#### TASK PROMPT
List, from the lines below, each one with "Косяченко" in it.

* Start RECORDS SUPPLIED *

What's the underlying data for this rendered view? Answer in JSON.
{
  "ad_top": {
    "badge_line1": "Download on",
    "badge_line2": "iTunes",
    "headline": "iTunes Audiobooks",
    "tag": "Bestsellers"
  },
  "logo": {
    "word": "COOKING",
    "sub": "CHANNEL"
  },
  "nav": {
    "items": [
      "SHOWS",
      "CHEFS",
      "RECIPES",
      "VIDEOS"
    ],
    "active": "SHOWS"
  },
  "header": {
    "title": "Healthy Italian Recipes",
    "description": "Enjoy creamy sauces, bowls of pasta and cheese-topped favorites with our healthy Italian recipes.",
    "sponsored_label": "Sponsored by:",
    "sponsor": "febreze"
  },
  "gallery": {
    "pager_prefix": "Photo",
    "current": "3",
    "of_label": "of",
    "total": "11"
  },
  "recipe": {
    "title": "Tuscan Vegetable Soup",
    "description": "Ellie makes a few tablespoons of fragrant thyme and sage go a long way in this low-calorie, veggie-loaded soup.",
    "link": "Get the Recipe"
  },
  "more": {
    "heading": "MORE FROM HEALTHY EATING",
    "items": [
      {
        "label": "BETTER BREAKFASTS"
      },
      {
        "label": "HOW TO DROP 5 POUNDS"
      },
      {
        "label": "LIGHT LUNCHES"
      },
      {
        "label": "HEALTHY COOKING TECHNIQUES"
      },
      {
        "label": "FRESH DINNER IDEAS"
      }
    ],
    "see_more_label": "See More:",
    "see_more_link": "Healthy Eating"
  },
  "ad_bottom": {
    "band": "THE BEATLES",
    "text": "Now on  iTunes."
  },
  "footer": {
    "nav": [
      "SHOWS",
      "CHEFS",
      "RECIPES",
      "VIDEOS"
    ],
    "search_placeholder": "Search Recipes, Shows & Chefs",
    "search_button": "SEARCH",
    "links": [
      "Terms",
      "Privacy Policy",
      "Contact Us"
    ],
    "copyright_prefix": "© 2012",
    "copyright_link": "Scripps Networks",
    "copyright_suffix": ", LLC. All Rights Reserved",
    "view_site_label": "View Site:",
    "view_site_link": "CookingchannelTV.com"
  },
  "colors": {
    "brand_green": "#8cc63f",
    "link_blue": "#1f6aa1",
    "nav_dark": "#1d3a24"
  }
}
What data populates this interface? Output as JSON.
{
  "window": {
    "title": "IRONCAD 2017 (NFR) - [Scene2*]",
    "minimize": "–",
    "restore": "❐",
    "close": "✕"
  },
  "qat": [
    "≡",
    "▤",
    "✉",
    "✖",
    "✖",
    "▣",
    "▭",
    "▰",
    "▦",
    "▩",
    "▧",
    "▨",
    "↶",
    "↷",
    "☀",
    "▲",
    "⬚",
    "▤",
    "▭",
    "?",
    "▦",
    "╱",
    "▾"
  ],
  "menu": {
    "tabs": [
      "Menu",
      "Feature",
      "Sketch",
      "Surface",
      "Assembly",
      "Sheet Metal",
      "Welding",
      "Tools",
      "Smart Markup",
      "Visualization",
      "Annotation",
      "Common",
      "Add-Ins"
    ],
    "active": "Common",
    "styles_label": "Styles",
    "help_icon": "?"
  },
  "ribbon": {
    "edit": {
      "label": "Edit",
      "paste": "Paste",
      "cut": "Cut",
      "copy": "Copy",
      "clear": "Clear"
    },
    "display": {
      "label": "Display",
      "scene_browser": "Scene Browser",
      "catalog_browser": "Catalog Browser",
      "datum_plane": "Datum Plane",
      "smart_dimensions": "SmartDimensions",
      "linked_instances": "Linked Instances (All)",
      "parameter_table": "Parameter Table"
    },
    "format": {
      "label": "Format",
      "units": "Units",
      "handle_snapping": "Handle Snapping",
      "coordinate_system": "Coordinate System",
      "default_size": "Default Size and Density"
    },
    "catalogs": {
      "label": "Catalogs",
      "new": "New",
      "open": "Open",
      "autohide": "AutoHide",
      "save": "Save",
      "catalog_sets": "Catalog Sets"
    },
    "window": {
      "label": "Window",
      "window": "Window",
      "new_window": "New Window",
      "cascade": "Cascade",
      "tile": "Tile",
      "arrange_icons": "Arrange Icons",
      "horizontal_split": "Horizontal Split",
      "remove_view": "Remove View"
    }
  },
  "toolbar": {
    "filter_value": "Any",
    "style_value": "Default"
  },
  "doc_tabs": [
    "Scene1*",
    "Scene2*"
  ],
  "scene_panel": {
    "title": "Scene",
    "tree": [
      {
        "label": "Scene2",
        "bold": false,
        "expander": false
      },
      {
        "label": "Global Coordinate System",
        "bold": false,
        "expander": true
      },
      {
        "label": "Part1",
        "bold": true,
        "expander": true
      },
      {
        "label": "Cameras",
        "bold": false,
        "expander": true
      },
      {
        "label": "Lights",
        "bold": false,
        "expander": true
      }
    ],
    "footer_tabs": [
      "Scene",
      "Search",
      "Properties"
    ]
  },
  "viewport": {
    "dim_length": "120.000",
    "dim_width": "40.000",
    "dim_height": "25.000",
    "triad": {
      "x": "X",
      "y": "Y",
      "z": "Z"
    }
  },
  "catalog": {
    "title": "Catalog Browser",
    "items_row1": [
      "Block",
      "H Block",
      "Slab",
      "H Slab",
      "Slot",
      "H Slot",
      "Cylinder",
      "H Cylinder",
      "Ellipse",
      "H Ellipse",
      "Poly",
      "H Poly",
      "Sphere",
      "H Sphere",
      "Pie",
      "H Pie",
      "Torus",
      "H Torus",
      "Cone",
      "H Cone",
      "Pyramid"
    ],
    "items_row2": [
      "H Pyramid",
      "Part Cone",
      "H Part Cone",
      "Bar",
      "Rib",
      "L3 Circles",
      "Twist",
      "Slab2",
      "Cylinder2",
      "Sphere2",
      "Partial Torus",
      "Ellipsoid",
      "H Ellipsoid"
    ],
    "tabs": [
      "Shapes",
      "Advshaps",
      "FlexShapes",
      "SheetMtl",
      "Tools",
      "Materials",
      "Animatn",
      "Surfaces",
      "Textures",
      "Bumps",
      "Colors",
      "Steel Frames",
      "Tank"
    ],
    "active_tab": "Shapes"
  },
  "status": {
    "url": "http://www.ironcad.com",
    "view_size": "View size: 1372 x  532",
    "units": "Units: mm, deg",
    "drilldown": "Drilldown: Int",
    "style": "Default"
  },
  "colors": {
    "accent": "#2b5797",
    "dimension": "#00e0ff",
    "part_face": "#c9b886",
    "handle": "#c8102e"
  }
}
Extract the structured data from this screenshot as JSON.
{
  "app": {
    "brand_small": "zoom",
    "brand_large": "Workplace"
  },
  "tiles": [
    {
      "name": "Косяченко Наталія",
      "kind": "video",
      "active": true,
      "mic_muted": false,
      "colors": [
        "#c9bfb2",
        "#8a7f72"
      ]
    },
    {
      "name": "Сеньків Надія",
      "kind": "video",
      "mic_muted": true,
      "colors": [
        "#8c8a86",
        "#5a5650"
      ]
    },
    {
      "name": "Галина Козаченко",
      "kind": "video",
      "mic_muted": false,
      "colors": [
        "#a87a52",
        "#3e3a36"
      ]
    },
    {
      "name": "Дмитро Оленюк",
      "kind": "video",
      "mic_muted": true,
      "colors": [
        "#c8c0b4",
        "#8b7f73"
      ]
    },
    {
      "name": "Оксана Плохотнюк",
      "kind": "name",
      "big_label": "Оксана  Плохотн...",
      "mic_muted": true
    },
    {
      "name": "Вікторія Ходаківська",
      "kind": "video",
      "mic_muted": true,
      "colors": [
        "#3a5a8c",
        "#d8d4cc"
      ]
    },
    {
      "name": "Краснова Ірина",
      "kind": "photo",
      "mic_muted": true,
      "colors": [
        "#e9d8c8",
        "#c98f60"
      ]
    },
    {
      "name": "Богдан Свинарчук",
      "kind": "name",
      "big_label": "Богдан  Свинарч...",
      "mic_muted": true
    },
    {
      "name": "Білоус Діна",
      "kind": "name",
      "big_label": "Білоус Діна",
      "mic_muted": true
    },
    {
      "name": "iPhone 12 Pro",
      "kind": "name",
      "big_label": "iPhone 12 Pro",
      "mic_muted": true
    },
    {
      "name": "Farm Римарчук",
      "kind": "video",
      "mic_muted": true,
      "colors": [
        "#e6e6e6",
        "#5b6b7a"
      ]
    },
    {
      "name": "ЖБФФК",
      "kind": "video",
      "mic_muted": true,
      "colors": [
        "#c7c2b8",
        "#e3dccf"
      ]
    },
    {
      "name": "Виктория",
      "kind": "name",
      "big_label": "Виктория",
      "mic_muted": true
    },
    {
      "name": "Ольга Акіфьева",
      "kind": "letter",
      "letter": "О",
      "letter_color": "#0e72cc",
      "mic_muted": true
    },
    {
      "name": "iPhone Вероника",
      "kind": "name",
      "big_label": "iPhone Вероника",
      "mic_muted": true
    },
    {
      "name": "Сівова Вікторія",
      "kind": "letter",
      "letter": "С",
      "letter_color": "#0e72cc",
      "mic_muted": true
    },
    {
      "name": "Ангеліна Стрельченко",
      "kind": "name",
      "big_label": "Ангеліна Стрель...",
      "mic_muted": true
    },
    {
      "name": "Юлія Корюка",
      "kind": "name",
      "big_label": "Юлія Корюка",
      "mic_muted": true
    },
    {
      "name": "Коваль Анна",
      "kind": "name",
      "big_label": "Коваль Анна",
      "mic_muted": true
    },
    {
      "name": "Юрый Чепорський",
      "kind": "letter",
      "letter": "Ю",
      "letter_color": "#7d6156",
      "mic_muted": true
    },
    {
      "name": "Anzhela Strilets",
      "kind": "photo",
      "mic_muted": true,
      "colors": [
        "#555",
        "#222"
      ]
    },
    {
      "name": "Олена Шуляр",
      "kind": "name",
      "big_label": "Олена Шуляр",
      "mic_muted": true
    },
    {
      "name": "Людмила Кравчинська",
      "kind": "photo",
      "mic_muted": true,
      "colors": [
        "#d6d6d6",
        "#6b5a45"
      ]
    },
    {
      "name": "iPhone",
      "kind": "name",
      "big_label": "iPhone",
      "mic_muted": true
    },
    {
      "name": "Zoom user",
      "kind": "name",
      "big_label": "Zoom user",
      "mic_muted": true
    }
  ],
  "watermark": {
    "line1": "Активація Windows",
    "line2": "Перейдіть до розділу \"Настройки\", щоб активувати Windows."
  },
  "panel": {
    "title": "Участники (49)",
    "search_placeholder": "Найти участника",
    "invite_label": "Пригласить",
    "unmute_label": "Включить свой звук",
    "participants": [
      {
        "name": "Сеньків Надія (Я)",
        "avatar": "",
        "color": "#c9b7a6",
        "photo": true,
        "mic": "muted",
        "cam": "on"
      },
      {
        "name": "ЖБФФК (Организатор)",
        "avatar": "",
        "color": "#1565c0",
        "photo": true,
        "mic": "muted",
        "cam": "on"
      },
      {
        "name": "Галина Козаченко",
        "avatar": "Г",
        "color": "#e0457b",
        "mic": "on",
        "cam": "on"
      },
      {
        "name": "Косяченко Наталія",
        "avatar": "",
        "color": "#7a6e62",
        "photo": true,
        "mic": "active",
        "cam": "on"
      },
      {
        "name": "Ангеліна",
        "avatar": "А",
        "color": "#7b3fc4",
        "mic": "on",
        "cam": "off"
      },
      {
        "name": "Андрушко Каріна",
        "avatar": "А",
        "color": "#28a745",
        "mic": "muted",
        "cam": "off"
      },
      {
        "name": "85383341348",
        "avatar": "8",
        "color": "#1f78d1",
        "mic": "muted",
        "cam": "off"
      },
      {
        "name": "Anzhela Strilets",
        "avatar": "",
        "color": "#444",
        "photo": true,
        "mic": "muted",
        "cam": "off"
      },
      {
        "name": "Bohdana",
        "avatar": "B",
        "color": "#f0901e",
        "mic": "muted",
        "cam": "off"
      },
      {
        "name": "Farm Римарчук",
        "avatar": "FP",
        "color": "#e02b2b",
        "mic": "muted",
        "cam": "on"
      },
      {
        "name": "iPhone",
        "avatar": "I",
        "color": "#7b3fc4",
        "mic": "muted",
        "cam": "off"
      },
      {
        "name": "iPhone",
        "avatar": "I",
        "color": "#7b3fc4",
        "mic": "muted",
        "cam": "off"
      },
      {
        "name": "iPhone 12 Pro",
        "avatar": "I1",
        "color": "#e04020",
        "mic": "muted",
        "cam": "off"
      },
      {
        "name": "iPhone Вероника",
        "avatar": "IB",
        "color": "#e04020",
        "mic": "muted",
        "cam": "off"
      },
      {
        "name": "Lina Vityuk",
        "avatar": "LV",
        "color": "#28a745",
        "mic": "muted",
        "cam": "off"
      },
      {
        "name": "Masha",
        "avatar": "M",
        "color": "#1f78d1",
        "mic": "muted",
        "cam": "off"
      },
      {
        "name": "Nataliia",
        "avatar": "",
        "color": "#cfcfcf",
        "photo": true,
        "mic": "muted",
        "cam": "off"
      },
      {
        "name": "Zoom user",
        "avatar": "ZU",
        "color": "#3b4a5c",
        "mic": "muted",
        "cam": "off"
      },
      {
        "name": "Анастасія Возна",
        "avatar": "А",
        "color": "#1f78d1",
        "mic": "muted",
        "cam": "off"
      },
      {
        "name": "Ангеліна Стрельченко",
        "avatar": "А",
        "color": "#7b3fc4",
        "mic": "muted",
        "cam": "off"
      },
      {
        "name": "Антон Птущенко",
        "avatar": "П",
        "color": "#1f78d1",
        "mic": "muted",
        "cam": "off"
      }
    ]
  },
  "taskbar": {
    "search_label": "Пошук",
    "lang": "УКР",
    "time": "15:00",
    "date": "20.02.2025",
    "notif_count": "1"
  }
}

* End RECORDS SUPPLIED *

#### REPLY
      "name": "Косяченко Наталія",
        "name": "Косяченко Наталія",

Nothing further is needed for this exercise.